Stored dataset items
________
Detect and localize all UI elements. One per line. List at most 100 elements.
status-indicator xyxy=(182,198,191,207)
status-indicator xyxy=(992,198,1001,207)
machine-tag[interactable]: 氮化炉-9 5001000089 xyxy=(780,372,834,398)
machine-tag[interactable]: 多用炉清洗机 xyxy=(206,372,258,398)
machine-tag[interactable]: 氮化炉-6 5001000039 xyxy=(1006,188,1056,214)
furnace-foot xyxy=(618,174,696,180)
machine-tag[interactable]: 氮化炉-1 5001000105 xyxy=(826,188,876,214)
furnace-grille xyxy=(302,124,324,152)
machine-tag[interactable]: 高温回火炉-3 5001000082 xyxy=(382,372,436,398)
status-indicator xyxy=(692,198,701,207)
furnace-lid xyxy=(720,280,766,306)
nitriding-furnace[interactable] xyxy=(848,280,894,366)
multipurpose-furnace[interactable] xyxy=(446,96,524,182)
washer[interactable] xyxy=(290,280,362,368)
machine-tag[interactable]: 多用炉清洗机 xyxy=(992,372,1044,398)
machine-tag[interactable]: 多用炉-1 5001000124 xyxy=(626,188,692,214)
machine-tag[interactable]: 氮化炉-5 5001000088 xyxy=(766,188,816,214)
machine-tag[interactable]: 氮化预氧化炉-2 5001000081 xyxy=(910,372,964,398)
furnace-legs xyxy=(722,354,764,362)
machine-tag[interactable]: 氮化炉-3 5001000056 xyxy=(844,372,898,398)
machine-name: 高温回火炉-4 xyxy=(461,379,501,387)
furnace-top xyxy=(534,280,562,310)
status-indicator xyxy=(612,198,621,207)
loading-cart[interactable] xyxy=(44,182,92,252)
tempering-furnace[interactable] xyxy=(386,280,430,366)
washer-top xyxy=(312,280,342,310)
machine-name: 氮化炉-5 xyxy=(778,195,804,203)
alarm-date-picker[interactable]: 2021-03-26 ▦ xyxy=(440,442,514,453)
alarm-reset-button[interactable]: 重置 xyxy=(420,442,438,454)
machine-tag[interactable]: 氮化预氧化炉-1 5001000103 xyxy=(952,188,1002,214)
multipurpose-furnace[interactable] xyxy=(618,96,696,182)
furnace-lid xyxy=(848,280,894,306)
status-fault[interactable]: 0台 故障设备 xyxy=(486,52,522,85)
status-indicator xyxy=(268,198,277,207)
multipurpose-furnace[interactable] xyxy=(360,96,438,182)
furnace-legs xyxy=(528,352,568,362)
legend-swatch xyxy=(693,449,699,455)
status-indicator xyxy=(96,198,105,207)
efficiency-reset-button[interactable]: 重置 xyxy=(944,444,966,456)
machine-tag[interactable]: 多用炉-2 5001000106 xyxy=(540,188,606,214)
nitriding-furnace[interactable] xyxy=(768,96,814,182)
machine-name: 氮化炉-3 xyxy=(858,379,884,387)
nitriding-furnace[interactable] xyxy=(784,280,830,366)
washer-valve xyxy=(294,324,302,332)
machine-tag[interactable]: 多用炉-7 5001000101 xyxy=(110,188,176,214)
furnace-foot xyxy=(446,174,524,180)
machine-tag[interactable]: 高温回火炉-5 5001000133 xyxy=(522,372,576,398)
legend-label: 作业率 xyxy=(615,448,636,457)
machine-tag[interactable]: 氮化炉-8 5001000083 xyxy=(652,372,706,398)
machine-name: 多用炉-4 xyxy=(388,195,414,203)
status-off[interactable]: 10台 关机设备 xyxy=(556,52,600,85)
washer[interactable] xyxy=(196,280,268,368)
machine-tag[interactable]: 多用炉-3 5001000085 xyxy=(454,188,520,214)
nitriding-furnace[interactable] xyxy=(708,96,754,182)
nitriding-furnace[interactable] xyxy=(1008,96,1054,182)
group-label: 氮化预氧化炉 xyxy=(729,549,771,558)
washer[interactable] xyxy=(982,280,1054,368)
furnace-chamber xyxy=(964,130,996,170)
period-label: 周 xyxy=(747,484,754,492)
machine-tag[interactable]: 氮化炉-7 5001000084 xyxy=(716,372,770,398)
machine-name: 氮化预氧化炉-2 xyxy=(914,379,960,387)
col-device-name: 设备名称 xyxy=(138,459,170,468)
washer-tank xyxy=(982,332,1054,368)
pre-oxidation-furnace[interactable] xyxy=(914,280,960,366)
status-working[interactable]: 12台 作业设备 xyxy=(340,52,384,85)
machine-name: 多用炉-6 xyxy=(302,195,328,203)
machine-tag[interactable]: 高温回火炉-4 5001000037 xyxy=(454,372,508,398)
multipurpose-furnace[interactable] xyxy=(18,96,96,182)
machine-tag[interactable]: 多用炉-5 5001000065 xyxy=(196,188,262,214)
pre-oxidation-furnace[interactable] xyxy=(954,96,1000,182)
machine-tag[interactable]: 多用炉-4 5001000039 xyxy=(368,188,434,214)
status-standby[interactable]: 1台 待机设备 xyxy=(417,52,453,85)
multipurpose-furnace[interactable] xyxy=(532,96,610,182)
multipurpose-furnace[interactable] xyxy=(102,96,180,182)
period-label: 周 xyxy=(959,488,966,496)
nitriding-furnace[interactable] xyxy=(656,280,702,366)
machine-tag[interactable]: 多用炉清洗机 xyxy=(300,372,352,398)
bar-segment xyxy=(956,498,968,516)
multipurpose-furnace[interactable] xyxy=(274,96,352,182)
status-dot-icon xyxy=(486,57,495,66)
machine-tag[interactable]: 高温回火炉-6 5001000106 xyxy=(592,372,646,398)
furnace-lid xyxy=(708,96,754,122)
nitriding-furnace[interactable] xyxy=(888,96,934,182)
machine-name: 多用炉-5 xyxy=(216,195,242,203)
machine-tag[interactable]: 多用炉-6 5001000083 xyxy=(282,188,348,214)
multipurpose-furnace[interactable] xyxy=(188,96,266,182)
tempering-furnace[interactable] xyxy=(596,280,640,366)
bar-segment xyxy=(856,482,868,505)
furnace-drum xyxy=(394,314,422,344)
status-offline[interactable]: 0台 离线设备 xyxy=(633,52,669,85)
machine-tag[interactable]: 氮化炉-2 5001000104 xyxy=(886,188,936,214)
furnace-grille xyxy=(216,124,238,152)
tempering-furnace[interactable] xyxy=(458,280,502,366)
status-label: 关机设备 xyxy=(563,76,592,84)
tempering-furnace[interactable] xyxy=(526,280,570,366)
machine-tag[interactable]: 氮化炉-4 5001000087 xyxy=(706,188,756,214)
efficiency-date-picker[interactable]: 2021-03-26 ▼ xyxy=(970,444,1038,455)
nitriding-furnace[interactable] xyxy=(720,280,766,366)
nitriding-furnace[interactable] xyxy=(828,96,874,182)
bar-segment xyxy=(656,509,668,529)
________
Quote the rows from the first line through the line containing "machine-name: 氮化炉-3 xyxy=(858,379,884,387)", inclusive, without changing any characters.

» Solution for this task
Detect and localize all UI elements. One per line. List at most 100 elements.
status-indicator xyxy=(182,198,191,207)
status-indicator xyxy=(992,198,1001,207)
machine-tag[interactable]: 氮化炉-9 5001000089 xyxy=(780,372,834,398)
machine-tag[interactable]: 多用炉清洗机 xyxy=(206,372,258,398)
machine-tag[interactable]: 氮化炉-6 5001000039 xyxy=(1006,188,1056,214)
furnace-foot xyxy=(618,174,696,180)
machine-tag[interactable]: 氮化炉-1 5001000105 xyxy=(826,188,876,214)
furnace-grille xyxy=(302,124,324,152)
machine-tag[interactable]: 高温回火炉-3 5001000082 xyxy=(382,372,436,398)
status-indicator xyxy=(692,198,701,207)
furnace-lid xyxy=(720,280,766,306)
nitriding-furnace[interactable] xyxy=(848,280,894,366)
multipurpose-furnace[interactable] xyxy=(446,96,524,182)
washer[interactable] xyxy=(290,280,362,368)
machine-tag[interactable]: 多用炉清洗机 xyxy=(992,372,1044,398)
machine-tag[interactable]: 多用炉-1 5001000124 xyxy=(626,188,692,214)
machine-tag[interactable]: 氮化炉-5 5001000088 xyxy=(766,188,816,214)
machine-tag[interactable]: 氮化预氧化炉-2 5001000081 xyxy=(910,372,964,398)
furnace-legs xyxy=(722,354,764,362)
machine-tag[interactable]: 氮化炉-3 5001000056 xyxy=(844,372,898,398)
machine-name: 高温回火炉-4 xyxy=(461,379,501,387)
furnace-top xyxy=(534,280,562,310)
status-indicator xyxy=(612,198,621,207)
loading-cart[interactable] xyxy=(44,182,92,252)
tempering-furnace[interactable] xyxy=(386,280,430,366)
washer-top xyxy=(312,280,342,310)
machine-name: 氮化炉-5 xyxy=(778,195,804,203)
alarm-date-picker[interactable]: 2021-03-26 ▦ xyxy=(440,442,514,453)
alarm-reset-button[interactable]: 重置 xyxy=(420,442,438,454)
machine-tag[interactable]: 氮化预氧化炉-1 5001000103 xyxy=(952,188,1002,214)
multipurpose-furnace[interactable] xyxy=(618,96,696,182)
furnace-lid xyxy=(848,280,894,306)
status-fault[interactable]: 0台 故障设备 xyxy=(486,52,522,85)
status-indicator xyxy=(268,198,277,207)
multipurpose-furnace[interactable] xyxy=(360,96,438,182)
furnace-legs xyxy=(528,352,568,362)
legend-swatch xyxy=(693,449,699,455)
status-indicator xyxy=(96,198,105,207)
efficiency-reset-button[interactable]: 重置 xyxy=(944,444,966,456)
machine-tag[interactable]: 多用炉-2 5001000106 xyxy=(540,188,606,214)
nitriding-furnace[interactable] xyxy=(768,96,814,182)
machine-name: 氮化炉-3 xyxy=(858,379,884,387)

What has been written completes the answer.